---------- Excerpted data

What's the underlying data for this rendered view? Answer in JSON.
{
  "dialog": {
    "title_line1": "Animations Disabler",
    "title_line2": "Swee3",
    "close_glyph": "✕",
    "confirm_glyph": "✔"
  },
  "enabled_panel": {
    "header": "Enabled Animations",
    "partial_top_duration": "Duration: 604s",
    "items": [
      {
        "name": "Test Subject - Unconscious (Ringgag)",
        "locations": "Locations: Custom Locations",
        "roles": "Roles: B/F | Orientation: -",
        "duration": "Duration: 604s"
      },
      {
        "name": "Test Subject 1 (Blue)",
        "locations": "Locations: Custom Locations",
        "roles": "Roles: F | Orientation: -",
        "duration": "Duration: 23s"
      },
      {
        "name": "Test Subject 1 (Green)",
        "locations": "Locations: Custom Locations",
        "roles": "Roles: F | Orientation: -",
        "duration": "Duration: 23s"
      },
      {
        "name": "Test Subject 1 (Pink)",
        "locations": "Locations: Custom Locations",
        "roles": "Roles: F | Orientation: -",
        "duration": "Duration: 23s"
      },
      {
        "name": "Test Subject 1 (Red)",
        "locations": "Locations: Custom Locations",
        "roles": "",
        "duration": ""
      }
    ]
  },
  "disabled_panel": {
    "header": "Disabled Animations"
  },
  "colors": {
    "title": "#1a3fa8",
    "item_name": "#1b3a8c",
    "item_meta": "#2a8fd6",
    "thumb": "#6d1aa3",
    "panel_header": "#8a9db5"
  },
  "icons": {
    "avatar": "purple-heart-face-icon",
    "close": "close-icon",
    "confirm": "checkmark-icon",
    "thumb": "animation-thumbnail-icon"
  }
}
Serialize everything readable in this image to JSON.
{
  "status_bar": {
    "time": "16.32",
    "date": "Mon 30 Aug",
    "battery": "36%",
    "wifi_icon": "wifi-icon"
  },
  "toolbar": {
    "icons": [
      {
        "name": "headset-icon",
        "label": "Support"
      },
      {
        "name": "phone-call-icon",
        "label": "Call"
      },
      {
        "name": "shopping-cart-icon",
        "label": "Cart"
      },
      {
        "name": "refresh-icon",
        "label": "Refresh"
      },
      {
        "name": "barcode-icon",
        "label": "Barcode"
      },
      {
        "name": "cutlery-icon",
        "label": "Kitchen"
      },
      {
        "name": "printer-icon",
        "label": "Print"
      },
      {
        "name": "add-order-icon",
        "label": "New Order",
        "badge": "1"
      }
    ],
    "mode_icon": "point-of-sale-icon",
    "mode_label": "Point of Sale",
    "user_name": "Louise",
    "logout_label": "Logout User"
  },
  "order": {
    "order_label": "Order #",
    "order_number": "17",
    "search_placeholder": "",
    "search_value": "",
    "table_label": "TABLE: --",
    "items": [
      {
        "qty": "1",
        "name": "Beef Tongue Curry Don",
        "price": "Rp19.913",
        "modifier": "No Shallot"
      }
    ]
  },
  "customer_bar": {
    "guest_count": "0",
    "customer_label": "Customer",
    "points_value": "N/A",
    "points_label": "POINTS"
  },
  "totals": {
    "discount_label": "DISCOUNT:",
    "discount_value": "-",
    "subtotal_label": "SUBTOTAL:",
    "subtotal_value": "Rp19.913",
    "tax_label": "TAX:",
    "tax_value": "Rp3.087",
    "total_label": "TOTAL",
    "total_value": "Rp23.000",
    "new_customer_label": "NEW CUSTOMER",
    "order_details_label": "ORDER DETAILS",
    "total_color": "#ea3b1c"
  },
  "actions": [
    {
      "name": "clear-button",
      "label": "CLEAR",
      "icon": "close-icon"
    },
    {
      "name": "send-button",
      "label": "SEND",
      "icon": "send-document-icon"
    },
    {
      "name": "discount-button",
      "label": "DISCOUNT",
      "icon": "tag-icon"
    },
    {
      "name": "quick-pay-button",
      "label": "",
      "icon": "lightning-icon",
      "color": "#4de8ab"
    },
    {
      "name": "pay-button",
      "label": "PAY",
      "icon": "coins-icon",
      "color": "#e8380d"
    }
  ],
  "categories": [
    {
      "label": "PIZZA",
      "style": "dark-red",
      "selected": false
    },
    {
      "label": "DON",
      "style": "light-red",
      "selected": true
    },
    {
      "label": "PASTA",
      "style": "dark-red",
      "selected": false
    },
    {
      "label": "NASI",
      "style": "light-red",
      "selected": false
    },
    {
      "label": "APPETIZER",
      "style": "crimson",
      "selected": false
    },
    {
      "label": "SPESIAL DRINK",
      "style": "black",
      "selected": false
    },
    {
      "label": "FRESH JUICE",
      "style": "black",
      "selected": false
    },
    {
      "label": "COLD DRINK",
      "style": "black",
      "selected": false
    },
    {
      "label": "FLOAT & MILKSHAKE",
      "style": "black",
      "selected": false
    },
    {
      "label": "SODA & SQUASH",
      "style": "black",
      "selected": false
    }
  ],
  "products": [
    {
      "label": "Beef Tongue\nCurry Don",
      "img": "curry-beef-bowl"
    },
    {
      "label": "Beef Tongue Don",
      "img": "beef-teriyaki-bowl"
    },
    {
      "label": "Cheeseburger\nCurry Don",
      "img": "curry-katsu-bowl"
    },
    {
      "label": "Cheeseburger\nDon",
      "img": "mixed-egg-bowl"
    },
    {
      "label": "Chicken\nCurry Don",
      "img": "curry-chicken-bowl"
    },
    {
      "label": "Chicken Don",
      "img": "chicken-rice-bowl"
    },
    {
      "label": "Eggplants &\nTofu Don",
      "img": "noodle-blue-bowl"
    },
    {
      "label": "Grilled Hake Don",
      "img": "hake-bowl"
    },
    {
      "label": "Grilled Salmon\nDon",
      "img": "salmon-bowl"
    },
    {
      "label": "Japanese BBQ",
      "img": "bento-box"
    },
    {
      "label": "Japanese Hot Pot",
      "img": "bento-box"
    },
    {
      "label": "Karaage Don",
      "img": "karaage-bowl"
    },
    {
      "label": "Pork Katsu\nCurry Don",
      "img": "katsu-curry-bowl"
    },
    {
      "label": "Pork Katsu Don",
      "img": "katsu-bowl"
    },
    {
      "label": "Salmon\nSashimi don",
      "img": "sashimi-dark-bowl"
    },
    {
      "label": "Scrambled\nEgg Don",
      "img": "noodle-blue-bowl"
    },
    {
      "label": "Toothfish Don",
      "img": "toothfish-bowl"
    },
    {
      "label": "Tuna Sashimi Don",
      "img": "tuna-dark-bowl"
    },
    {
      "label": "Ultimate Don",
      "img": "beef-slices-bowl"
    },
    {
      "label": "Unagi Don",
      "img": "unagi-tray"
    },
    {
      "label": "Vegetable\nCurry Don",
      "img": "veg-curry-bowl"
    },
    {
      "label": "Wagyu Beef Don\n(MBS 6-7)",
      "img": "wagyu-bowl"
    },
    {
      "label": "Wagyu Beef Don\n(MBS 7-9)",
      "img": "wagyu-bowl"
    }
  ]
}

--------------------

- [Exercise goal]:
Select all lines in the listing that include the word "Pork".

- [Full solution]:
      "label": "Pork Katsu\nCurry Don",
      "label": "Pork Katsu Don",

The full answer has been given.